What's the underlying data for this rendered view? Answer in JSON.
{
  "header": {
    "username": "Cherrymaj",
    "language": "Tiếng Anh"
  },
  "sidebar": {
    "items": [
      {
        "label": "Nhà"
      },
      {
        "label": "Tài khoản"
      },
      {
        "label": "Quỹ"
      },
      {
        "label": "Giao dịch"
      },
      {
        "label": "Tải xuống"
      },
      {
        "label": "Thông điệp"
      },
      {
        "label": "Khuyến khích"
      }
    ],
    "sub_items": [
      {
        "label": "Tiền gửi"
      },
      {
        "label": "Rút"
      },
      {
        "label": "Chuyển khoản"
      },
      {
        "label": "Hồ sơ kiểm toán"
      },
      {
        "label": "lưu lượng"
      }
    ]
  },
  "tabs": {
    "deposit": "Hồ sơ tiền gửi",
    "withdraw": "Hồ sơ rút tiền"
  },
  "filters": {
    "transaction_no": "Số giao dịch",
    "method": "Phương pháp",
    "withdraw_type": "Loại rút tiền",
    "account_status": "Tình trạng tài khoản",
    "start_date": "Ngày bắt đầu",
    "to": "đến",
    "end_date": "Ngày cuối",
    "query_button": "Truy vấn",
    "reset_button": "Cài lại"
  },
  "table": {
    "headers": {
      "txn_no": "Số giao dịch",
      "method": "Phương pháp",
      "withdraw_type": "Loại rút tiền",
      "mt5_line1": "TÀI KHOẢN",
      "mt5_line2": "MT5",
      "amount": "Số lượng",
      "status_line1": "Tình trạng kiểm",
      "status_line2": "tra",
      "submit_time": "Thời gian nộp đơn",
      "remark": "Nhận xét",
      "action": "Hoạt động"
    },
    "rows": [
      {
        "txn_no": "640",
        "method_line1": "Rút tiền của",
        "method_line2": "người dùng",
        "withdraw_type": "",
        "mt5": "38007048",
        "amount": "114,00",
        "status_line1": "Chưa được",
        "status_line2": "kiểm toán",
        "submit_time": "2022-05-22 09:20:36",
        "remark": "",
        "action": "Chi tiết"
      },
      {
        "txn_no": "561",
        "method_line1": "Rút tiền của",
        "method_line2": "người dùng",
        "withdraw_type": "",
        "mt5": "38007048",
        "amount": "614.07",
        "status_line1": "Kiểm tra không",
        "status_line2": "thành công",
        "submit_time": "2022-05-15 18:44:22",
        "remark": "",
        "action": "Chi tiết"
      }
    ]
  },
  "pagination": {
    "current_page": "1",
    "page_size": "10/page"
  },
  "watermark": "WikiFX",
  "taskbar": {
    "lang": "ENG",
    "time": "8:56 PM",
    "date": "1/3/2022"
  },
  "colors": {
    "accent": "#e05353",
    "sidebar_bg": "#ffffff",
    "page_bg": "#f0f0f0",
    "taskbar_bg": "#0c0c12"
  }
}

________

Pull out every line of the records that includes the string "amount".

-- Result of the task --
      "amount": "Số lượng",
        "amount": "114,00",
        "amount": "614.07",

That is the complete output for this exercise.